══ RECORD LIST

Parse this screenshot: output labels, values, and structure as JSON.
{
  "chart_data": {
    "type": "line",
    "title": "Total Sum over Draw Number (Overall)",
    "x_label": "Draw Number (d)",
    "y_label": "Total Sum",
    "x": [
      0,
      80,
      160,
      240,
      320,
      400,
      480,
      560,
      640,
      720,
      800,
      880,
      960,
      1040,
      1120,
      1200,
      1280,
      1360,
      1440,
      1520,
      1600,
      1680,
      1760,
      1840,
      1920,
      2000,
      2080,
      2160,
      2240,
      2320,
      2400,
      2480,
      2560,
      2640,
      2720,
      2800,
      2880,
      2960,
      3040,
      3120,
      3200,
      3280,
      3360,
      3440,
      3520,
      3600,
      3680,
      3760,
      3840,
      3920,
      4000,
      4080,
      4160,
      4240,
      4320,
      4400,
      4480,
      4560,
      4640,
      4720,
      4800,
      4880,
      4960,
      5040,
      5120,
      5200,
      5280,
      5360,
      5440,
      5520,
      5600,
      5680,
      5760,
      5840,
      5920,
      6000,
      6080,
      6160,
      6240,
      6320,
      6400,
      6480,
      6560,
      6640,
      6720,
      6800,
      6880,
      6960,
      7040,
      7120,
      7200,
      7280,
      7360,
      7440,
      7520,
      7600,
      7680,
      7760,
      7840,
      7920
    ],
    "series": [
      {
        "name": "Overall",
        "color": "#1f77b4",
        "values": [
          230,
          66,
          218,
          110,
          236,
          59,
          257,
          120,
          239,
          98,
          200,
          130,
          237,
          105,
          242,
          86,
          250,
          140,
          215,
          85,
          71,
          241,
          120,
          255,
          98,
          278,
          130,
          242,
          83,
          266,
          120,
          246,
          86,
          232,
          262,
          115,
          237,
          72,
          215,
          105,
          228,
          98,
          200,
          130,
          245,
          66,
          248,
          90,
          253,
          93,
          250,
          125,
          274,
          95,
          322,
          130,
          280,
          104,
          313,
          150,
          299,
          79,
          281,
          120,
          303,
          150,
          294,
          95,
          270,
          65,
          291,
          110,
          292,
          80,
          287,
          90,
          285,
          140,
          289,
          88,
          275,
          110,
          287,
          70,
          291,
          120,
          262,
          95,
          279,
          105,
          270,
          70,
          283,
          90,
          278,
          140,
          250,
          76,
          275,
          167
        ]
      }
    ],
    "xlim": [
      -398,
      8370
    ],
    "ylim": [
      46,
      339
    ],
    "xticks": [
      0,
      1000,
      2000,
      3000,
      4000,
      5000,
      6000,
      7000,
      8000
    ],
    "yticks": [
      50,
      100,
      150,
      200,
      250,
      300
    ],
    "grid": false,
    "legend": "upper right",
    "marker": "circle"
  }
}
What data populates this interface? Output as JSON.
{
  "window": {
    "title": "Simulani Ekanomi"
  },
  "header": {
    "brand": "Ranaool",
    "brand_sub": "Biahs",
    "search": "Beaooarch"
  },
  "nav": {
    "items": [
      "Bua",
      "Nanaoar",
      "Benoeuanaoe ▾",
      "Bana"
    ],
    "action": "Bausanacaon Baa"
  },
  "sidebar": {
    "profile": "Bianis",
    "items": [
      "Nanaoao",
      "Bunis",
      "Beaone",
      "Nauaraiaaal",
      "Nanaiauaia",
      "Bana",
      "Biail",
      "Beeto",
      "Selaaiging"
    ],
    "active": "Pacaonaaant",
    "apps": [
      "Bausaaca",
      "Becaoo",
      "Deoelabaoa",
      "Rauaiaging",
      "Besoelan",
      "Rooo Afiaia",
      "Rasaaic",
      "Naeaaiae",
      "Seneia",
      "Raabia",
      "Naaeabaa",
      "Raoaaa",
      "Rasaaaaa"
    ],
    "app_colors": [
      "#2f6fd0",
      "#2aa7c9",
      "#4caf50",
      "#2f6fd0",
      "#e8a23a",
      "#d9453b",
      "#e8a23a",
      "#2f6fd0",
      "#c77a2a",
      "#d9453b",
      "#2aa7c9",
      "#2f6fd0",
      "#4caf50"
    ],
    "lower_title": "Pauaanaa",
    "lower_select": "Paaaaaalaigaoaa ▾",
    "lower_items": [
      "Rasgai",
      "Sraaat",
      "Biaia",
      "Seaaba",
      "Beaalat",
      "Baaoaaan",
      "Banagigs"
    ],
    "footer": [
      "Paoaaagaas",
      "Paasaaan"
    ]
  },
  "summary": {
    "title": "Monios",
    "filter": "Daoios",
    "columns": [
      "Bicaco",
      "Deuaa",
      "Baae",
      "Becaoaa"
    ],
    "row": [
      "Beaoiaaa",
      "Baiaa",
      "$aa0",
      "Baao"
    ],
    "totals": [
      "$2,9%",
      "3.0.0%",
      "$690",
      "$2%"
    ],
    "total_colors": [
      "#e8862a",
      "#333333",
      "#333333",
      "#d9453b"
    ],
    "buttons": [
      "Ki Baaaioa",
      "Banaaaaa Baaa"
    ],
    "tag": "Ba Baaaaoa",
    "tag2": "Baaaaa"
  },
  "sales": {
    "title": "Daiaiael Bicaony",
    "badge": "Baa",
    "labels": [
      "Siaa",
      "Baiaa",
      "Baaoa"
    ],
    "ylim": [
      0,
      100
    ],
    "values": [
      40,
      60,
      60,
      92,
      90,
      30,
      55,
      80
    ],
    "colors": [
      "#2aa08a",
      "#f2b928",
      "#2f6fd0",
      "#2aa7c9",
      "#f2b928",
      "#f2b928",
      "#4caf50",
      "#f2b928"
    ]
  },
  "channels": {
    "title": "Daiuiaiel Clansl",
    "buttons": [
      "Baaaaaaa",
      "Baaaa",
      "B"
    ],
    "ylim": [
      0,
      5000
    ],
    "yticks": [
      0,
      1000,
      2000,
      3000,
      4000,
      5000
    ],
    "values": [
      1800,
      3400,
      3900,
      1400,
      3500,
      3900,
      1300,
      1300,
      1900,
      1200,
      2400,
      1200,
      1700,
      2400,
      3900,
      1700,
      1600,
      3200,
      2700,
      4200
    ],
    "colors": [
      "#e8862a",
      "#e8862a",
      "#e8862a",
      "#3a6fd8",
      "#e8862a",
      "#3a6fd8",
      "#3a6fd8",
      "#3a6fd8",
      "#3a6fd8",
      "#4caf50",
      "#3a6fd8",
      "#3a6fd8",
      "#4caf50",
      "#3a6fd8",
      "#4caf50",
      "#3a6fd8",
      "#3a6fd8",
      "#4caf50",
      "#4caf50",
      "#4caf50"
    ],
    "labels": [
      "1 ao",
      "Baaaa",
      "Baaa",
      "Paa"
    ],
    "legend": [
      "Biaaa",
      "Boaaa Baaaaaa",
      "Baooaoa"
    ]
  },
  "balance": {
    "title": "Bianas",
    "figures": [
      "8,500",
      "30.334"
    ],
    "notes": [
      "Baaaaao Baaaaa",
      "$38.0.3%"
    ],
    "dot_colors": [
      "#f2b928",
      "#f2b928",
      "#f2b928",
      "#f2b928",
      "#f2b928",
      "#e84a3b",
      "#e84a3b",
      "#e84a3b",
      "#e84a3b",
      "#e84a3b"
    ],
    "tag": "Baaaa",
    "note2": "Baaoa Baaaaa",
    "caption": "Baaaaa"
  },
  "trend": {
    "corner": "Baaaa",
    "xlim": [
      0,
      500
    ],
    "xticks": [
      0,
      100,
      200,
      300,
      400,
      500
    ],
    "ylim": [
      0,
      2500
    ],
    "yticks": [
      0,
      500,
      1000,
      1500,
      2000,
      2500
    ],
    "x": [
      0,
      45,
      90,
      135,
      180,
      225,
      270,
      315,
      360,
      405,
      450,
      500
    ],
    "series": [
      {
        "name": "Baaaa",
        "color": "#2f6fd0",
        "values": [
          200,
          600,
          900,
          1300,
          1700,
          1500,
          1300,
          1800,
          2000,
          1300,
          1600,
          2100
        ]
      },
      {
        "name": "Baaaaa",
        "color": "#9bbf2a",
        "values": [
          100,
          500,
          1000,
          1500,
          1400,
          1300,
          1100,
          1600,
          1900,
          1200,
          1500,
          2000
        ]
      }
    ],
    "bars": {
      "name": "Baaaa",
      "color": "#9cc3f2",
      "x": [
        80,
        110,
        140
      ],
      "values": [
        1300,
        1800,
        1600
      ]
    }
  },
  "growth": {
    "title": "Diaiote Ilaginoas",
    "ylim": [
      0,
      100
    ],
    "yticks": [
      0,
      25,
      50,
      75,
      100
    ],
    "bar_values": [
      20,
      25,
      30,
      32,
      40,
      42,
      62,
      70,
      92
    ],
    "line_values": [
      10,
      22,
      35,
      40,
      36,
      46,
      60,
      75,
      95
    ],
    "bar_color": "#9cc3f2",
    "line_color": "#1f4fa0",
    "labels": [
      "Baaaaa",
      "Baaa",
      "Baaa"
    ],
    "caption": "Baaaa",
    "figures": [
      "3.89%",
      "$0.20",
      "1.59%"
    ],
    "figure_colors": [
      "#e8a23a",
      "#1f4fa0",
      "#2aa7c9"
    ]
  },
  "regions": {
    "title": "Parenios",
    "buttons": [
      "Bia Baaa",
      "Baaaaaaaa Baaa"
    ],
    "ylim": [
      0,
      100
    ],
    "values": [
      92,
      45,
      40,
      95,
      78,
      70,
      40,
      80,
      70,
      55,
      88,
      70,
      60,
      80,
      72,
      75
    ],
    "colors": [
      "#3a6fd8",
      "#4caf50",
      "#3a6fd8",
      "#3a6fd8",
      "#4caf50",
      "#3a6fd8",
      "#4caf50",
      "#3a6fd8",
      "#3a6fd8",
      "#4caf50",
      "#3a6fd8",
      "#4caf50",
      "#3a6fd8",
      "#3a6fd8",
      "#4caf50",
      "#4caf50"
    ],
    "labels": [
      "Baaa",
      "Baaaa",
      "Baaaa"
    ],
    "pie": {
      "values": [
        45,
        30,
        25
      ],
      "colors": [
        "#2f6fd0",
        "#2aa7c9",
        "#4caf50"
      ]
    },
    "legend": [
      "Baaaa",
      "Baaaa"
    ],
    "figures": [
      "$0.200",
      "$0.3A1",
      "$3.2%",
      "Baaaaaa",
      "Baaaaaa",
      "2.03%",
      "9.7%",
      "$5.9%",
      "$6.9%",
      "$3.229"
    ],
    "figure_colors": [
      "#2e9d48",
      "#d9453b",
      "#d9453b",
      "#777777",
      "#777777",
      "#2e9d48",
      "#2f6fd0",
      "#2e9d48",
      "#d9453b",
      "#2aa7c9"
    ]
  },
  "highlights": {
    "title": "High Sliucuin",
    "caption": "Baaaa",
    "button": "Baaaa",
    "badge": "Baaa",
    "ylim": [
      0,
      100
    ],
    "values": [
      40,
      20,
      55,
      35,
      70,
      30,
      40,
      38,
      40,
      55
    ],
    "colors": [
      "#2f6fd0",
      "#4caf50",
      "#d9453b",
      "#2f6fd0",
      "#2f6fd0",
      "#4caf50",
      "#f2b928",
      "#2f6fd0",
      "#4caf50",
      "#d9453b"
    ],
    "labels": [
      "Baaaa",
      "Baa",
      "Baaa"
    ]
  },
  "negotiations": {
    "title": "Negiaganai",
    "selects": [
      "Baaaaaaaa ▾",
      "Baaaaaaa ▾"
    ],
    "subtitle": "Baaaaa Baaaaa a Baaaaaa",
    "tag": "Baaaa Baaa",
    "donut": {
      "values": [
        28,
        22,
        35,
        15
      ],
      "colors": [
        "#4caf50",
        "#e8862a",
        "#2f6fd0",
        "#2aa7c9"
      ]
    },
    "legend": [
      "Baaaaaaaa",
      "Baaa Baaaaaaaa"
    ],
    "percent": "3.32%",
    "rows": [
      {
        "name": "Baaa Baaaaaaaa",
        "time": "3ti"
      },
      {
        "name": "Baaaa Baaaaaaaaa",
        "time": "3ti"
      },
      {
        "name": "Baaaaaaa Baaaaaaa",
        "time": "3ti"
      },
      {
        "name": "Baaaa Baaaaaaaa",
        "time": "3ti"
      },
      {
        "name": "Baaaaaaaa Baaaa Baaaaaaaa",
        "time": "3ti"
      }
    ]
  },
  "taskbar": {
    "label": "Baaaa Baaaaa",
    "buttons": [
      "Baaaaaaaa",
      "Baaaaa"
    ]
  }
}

════

| DIRECTIVE |
Select every line above that contains the word "Overall", and copy it.

| ANSWER TO THIS PROBLEM |
    "title": "Total Sum over Draw Number (Overall)",
        "name": "Overall",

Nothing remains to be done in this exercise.